[REQUIRED ACTION]:
Your answer must repeat all of the entries word for word, without any images.

:: INFORMATION SHOWN ::

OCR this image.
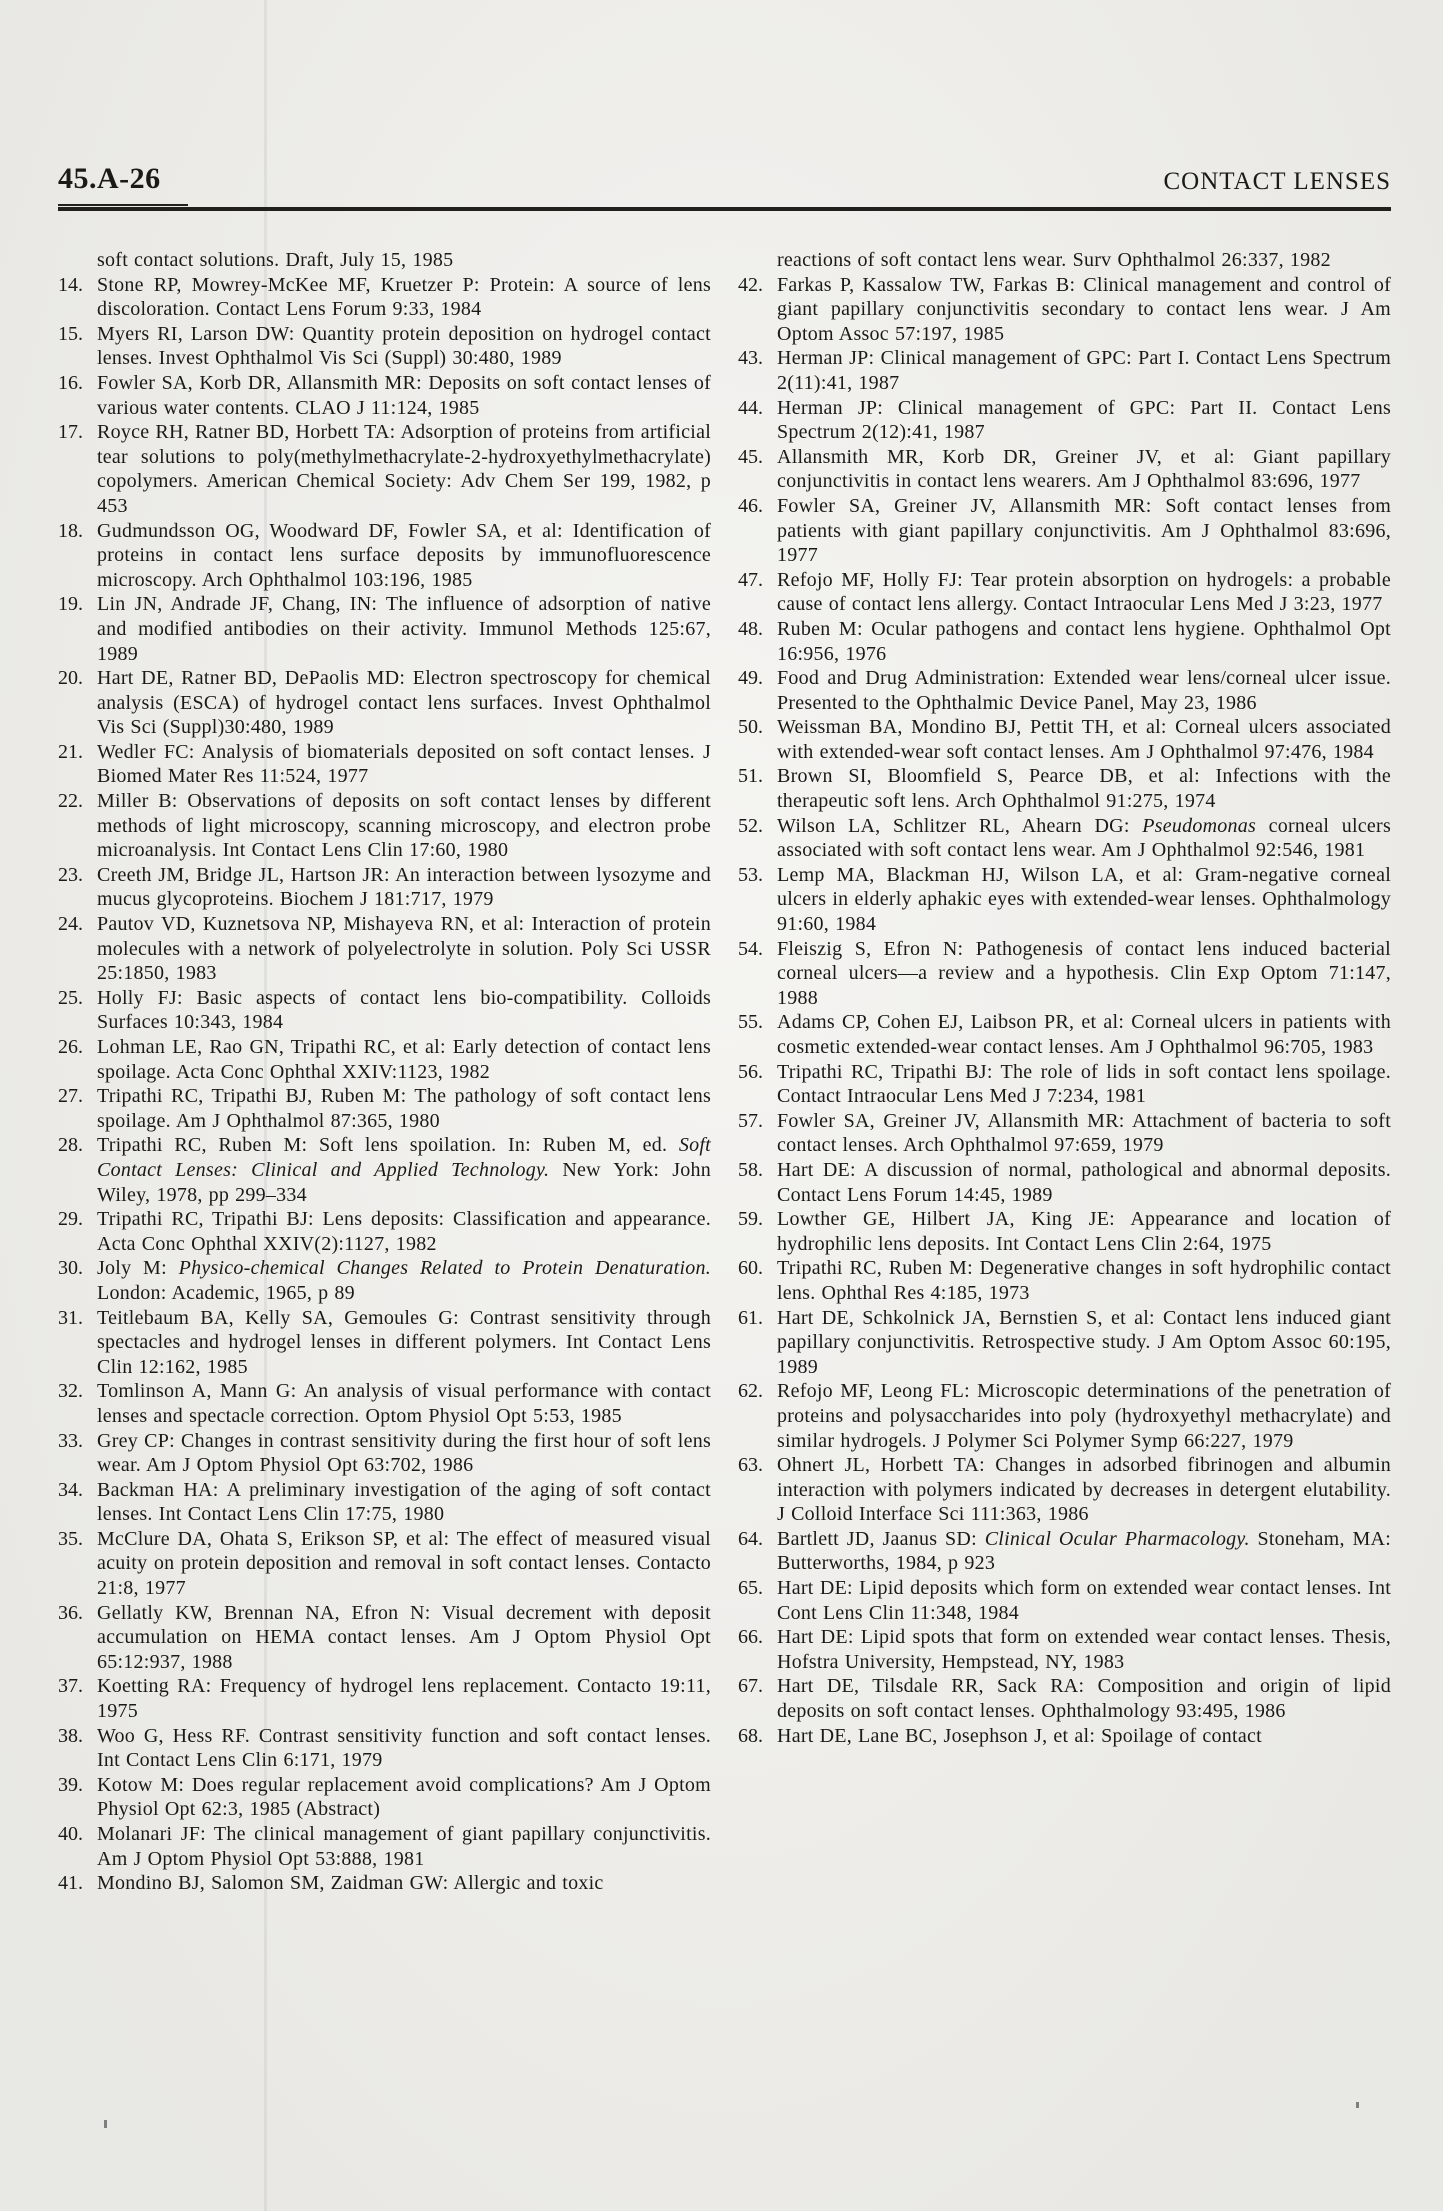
45.A-26	CONTACT LENSES
soft contact solutions. Draft, July 15, 1985
14. Stone RP, Mowrey-McKee MF, Kruetzer P: Protein: A source of lens discoloration. Contact Lens Forum 9:33, 1984
15. Myers RI, Larson DW: Quantity protein deposition on hydrogel contact lenses. Invest Ophthalmol Vis Sci (Suppl) 30:480, 1989
16. Fowler SA, Korb DR, Allansmith MR: Deposits on soft contact lenses of various water contents. CLAO J 11:124, 1985
17. Royce RH, Ratner BD, Horbett TA: Adsorption of proteins from artificial tear solutions to poly(methylmethacrylate-2-hydroxyethylmethacrylate) copolymers. American Chemical Society: Adv Chem Ser 199, 1982, p 453
18. Gudmundsson OG, Woodward DF, Fowler SA, et al: Identification of proteins in contact lens surface deposits by immunofluorescence microscopy. Arch Ophthalmol 103:196, 1985
19. Lin JN, Andrade JF, Chang, IN: The influence of adsorption of native and modified antibodies on their activity. Immunol Methods 125:67, 1989
20. Hart DE, Ratner BD, DePaolis MD: Electron spectroscopy for chemical analysis (ESCA) of hydrogel contact lens surfaces. Invest Ophthalmol Vis Sci (Suppl)30:480, 1989
21. Wedler FC: Analysis of biomaterials deposited on soft contact lenses. J Biomed Mater Res 11:524, 1977
22. Miller B: Observations of deposits on soft contact lenses by different methods of light microscopy, scanning microscopy, and electron probe microanalysis. Int Contact Lens Clin 17:60, 1980
23. Creeth JM, Bridge JL, Hartson JR: An interaction between lysozyme and mucus glycoproteins. Biochem J 181:717, 1979
24. Pautov VD, Kuznetsova NP, Mishayeva RN, et al: Interaction of protein molecules with a network of polyelectrolyte in solution. Poly Sci USSR 25:1850, 1983
25. Holly FJ: Basic aspects of contact lens bio-compatibility. Colloids Surfaces 10:343, 1984
26. Lohman LE, Rao GN, Tripathi RC, et al: Early detection of contact lens spoilage. Acta Conc Ophthal XXIV:1123, 1982
27. Tripathi RC, Tripathi BJ, Ruben M: The pathology of soft contact lens spoilage. Am J Ophthalmol 87:365, 1980
28. Tripathi RC, Ruben M: Soft lens spoilation. In: Ruben M, ed. Soft Contact Lenses: Clinical and Applied Technology. New York: John Wiley, 1978, pp 299–334
29. Tripathi RC, Tripathi BJ: Lens deposits: Classification and appearance. Acta Conc Ophthal XXIV(2):1127, 1982
30. Joly M: Physico-chemical Changes Related to Protein Denaturation. London: Academic, 1965, p 89
31. Teitlebaum BA, Kelly SA, Gemoules G: Contrast sensitivity through spectacles and hydrogel lenses in different polymers. Int Contact Lens Clin 12:162, 1985
32. Tomlinson A, Mann G: An analysis of visual performance with contact lenses and spectacle correction. Optom Physiol Opt 5:53, 1985
33. Grey CP: Changes in contrast sensitivity during the first hour of soft lens wear. Am J Optom Physiol Opt 63:702, 1986
34. Backman HA: A preliminary investigation of the aging of soft contact lenses. Int Contact Lens Clin 17:75, 1980
35. McClure DA, Ohata S, Erikson SP, et al: The effect of measured visual acuity on protein deposition and removal in soft contact lenses. Contacto 21:8, 1977
36. Gellatly KW, Brennan NA, Efron N: Visual decrement with deposit accumulation on HEMA contact lenses. Am J Optom Physiol Opt 65:12:937, 1988
37. Koetting RA: Frequency of hydrogel lens replacement. Contacto 19:11, 1975
38. Woo G, Hess RF. Contrast sensitivity function and soft contact lenses. Int Contact Lens Clin 6:171, 1979
39. Kotow M: Does regular replacement avoid complications? Am J Optom Physiol Opt 62:3, 1985 (Abstract)
40. Molanari JF: The clinical management of giant papillary conjunctivitis. Am J Optom Physiol Opt 53:888, 1981
41. Mondino BJ, Salomon SM, Zaidman GW: Allergic and toxic
reactions of soft contact lens wear. Surv Ophthalmol 26:337, 1982
42. Farkas P, Kassalow TW, Farkas B: Clinical management and control of giant papillary conjunctivitis secondary to contact lens wear. J Am Optom Assoc 57:197, 1985
43. Herman JP: Clinical management of GPC: Part I. Contact Lens Spectrum 2(11):41, 1987
44. Herman JP: Clinical management of GPC: Part II. Contact Lens Spectrum 2(12):41, 1987
45. Allansmith MR, Korb DR, Greiner JV, et al: Giant papillary conjunctivitis in contact lens wearers. Am J Ophthalmol 83:696, 1977
46. Fowler SA, Greiner JV, Allansmith MR: Soft contact lenses from patients with giant papillary conjunctivitis. Am J Ophthalmol 83:696, 1977
47. Refojo MF, Holly FJ: Tear protein absorption on hydrogels: a probable cause of contact lens allergy. Contact Intraocular Lens Med J 3:23, 1977
48. Ruben M: Ocular pathogens and contact lens hygiene. Ophthalmol Opt 16:956, 1976
49. Food and Drug Administration: Extended wear lens/corneal ulcer issue. Presented to the Ophthalmic Device Panel, May 23, 1986
50. Weissman BA, Mondino BJ, Pettit TH, et al: Corneal ulcers associated with extended-wear soft contact lenses. Am J Ophthalmol 97:476, 1984
51. Brown SI, Bloomfield S, Pearce DB, et al: Infections with the therapeutic soft lens. Arch Ophthalmol 91:275, 1974
52. Wilson LA, Schlitzer RL, Ahearn DG: Pseudomonas corneal ulcers associated with soft contact lens wear. Am J Ophthalmol 92:546, 1981
53. Lemp MA, Blackman HJ, Wilson LA, et al: Gram-negative corneal ulcers in elderly aphakic eyes with extended-wear lenses. Ophthalmology 91:60, 1984
54. Fleiszig S, Efron N: Pathogenesis of contact lens induced bacterial corneal ulcers—a review and a hypothesis. Clin Exp Optom 71:147, 1988
55. Adams CP, Cohen EJ, Laibson PR, et al: Corneal ulcers in patients with cosmetic extended-wear contact lenses. Am J Ophthalmol 96:705, 1983
56. Tripathi RC, Tripathi BJ: The role of lids in soft contact lens spoilage. Contact Intraocular Lens Med J 7:234, 1981
57. Fowler SA, Greiner JV, Allansmith MR: Attachment of bacteria to soft contact lenses. Arch Ophthalmol 97:659, 1979
58. Hart DE: A discussion of normal, pathological and abnormal deposits. Contact Lens Forum 14:45, 1989
59. Lowther GE, Hilbert JA, King JE: Appearance and location of hydrophilic lens deposits. Int Contact Lens Clin 2:64, 1975
60. Tripathi RC, Ruben M: Degenerative changes in soft hydrophilic contact lens. Ophthal Res 4:185, 1973
61. Hart DE, Schkolnick JA, Bernstien S, et al: Contact lens induced giant papillary conjunctivitis. Retrospective study. J Am Optom Assoc 60:195, 1989
62. Refojo MF, Leong FL: Microscopic determinations of the penetration of proteins and polysaccharides into poly (hydroxyethyl methacrylate) and similar hydrogels. J Polymer Sci Polymer Symp 66:227, 1979
63. Ohnert JL, Horbett TA: Changes in adsorbed fibrinogen and albumin interaction with polymers indicated by decreases in detergent elutability. J Colloid Interface Sci 111:363, 1986
64. Bartlett JD, Jaanus SD: Clinical Ocular Pharmacology. Stoneham, MA: Butterworths, 1984, p 923
65. Hart DE: Lipid deposits which form on extended wear contact lenses. Int Cont Lens Clin 11:348, 1984
66. Hart DE: Lipid spots that form on extended wear contact lenses. Thesis, Hofstra University, Hempstead, NY, 1983
67. Hart DE, Tilsdale RR, Sack RA: Composition and origin of lipid deposits on soft contact lenses. Ophthalmology 93:495, 1986
68. Hart DE, Lane BC, Josephson J, et al: Spoilage of contact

:::

[EXERCISE OUTPUT]:
OCR this image.
45.A-26	CONTACT LENSES
soft contact solutions. Draft, July 15, 1985
14. Stone RP, Mowrey-McKee MF, Kruetzer P: Protein: A source of lens discoloration. Contact Lens Forum 9:33, 1984
15. Myers RI, Larson DW: Quantity protein deposition on hydrogel contact lenses. Invest Ophthalmol Vis Sci (Suppl) 30:480, 1989
16. Fowler SA, Korb DR, Allansmith MR: Deposits on soft contact lenses of various water contents. CLAO J 11:124, 1985
17. Royce RH, Ratner BD, Horbett TA: Adsorption of proteins from artificial tear solutions to poly(methylmethacrylate-2-hydroxyethylmethacrylate) copolymers. American Chemical Society: Adv Chem Ser 199, 1982, p 453
18. Gudmundsson OG, Woodward DF, Fowler SA, et al: Identification of proteins in contact lens surface deposits by immunofluorescence microscopy. Arch Ophthalmol 103:196, 1985
19. Lin JN, Andrade JF, Chang, IN: The influence of adsorption of native and modified antibodies on their activity. Immunol Methods 125:67, 1989
20. Hart DE, Ratner BD, DePaolis MD: Electron spectroscopy for chemical analysis (ESCA) of hydrogel contact lens surfaces. Invest Ophthalmol Vis Sci (Suppl)30:480, 1989
21. Wedler FC: Analysis of biomaterials deposited on soft contact lenses. J Biomed Mater Res 11:524, 1977
22. Miller B: Observations of deposits on soft contact lenses by different methods of light microscopy, scanning microscopy, and electron probe microanalysis. Int Contact Lens Clin 17:60, 1980
23. Creeth JM, Bridge JL, Hartson JR: An interaction between lysozyme and mucus glycoproteins. Biochem J 181:717, 1979
24. Pautov VD, Kuznetsova NP, Mishayeva RN, et al: Interaction of protein molecules with a network of polyelectrolyte in solution. Poly Sci USSR 25:1850, 1983
25. Holly FJ: Basic aspects of contact lens bio-compatibility. Colloids Surfaces 10:343, 1984
26. Lohman LE, Rao GN, Tripathi RC, et al: Early detection of contact lens spoilage. Acta Conc Ophthal XXIV:1123, 1982
27. Tripathi RC, Tripathi BJ, Ruben M: The pathology of soft contact lens spoilage. Am J Ophthalmol 87:365, 1980
28. Tripathi RC, Ruben M: Soft lens spoilation. In: Ruben M, ed. Soft Contact Lenses: Clinical and Applied Technology. New York: John Wiley, 1978, pp 299–334
29. Tripathi RC, Tripathi BJ: Lens deposits: Classification and appearance. Acta Conc Ophthal XXIV(2):1127, 1982
30. Joly M: Physico-chemical Changes Related to Protein Denaturation. London: Academic, 1965, p 89
31. Teitlebaum BA, Kelly SA, Gemoules G: Contrast sensitivity through spectacles and hydrogel lenses in different polymers. Int Contact Lens Clin 12:162, 1985
32. Tomlinson A, Mann G: An analysis of visual performance with contact lenses and spectacle correction. Optom Physiol Opt 5:53, 1985
33. Grey CP: Changes in contrast sensitivity during the first hour of soft lens wear. Am J Optom Physiol Opt 63:702, 1986
34. Backman HA: A preliminary investigation of the aging of soft contact lenses. Int Contact Lens Clin 17:75, 1980
35. McClure DA, Ohata S, Erikson SP, et al: The effect of measured visual acuity on protein deposition and removal in soft contact lenses. Contacto 21:8, 1977
36. Gellatly KW, Brennan NA, Efron N: Visual decrement with deposit accumulation on HEMA contact lenses. Am J Optom Physiol Opt 65:12:937, 1988
37. Koetting RA: Frequency of hydrogel lens replacement. Contacto 19:11, 1975
38. Woo G, Hess RF. Contrast sensitivity function and soft contact lenses. Int Contact Lens Clin 6:171, 1979
39. Kotow M: Does regular replacement avoid complications? Am J Optom Physiol Opt 62:3, 1985 (Abstract)
40. Molanari JF: The clinical management of giant papillary conjunctivitis. Am J Optom Physiol Opt 53:888, 1981
41. Mondino BJ, Salomon SM, Zaidman GW: Allergic and toxic
reactions of soft contact lens wear. Surv Ophthalmol 26:337, 1982
42. Farkas P, Kassalow TW, Farkas B: Clinical management and control of giant papillary conjunctivitis secondary to contact lens wear. J Am Optom Assoc 57:197, 1985
43. Herman JP: Clinical management of GPC: Part I. Contact Lens Spectrum 2(11):41, 1987
44. Herman JP: Clinical management of GPC: Part II. Contact Lens Spectrum 2(12):41, 1987
45. Allansmith MR, Korb DR, Greiner JV, et al: Giant papillary conjunctivitis in contact lens wearers. Am J Ophthalmol 83:696, 1977
46. Fowler SA, Greiner JV, Allansmith MR: Soft contact lenses from patients with giant papillary conjunctivitis. Am J Ophthalmol 83:696, 1977
47. Refojo MF, Holly FJ: Tear protein absorption on hydrogels: a probable cause of contact lens allergy. Contact Intraocular Lens Med J 3:23, 1977
48. Ruben M: Ocular pathogens and contact lens hygiene. Ophthalmol Opt 16:956, 1976
49. Food and Drug Administration: Extended wear lens/corneal ulcer issue. Presented to the Ophthalmic Device Panel, May 23, 1986
50. Weissman BA, Mondino BJ, Pettit TH, et al: Corneal ulcers associated with extended-wear soft contact lenses. Am J Ophthalmol 97:476, 1984
51. Brown SI, Bloomfield S, Pearce DB, et al: Infections with the therapeutic soft lens. Arch Ophthalmol 91:275, 1974
52. Wilson LA, Schlitzer RL, Ahearn DG: Pseudomonas corneal ulcers associated with soft contact lens wear. Am J Ophthalmol 92:546, 1981
53. Lemp MA, Blackman HJ, Wilson LA, et al: Gram-negative corneal ulcers in elderly aphakic eyes with extended-wear lenses. Ophthalmology 91:60, 1984
54. Fleiszig S, Efron N: Pathogenesis of contact lens induced bacterial corneal ulcers—a review and a hypothesis. Clin Exp Optom 71:147, 1988
55. Adams CP, Cohen EJ, Laibson PR, et al: Corneal ulcers in patients with cosmetic extended-wear contact lenses. Am J Ophthalmol 96:705, 1983
56. Tripathi RC, Tripathi BJ: The role of lids in soft contact lens spoilage. Contact Intraocular Lens Med J 7:234, 1981
57. Fowler SA, Greiner JV, Allansmith MR: Attachment of bacteria to soft contact lenses. Arch Ophthalmol 97:659, 1979
58. Hart DE: A discussion of normal, pathological and abnormal deposits. Contact Lens Forum 14:45, 1989
59. Lowther GE, Hilbert JA, King JE: Appearance and location of hydrophilic lens deposits. Int Contact Lens Clin 2:64, 1975
60. Tripathi RC, Ruben M: Degenerative changes in soft hydrophilic contact lens. Ophthal Res 4:185, 1973
61. Hart DE, Schkolnick JA, Bernstien S, et al: Contact lens induced giant papillary conjunctivitis. Retrospective study. J Am Optom Assoc 60:195, 1989
62. Refojo MF, Leong FL: Microscopic determinations of the penetration of proteins and polysaccharides into poly (hydroxyethyl methacrylate) and similar hydrogels. J Polymer Sci Polymer Symp 66:227, 1979
63. Ohnert JL, Horbett TA: Changes in adsorbed fibrinogen and albumin interaction with polymers indicated by decreases in detergent elutability. J Colloid Interface Sci 111:363, 1986
64. Bartlett JD, Jaanus SD: Clinical Ocular Pharmacology. Stoneham, MA: Butterworths, 1984, p 923
65. Hart DE: Lipid deposits which form on extended wear contact lenses. Int Cont Lens Clin 11:348, 1984
66. Hart DE: Lipid spots that form on extended wear contact lenses. Thesis, Hofstra University, Hempstead, NY, 1983
67. Hart DE, Tilsdale RR, Sack RA: Composition and origin of lipid deposits on soft contact lenses. Ophthalmology 93:495, 1986
68. Hart DE, Lane BC, Josephson J, et al: Spoilage of contact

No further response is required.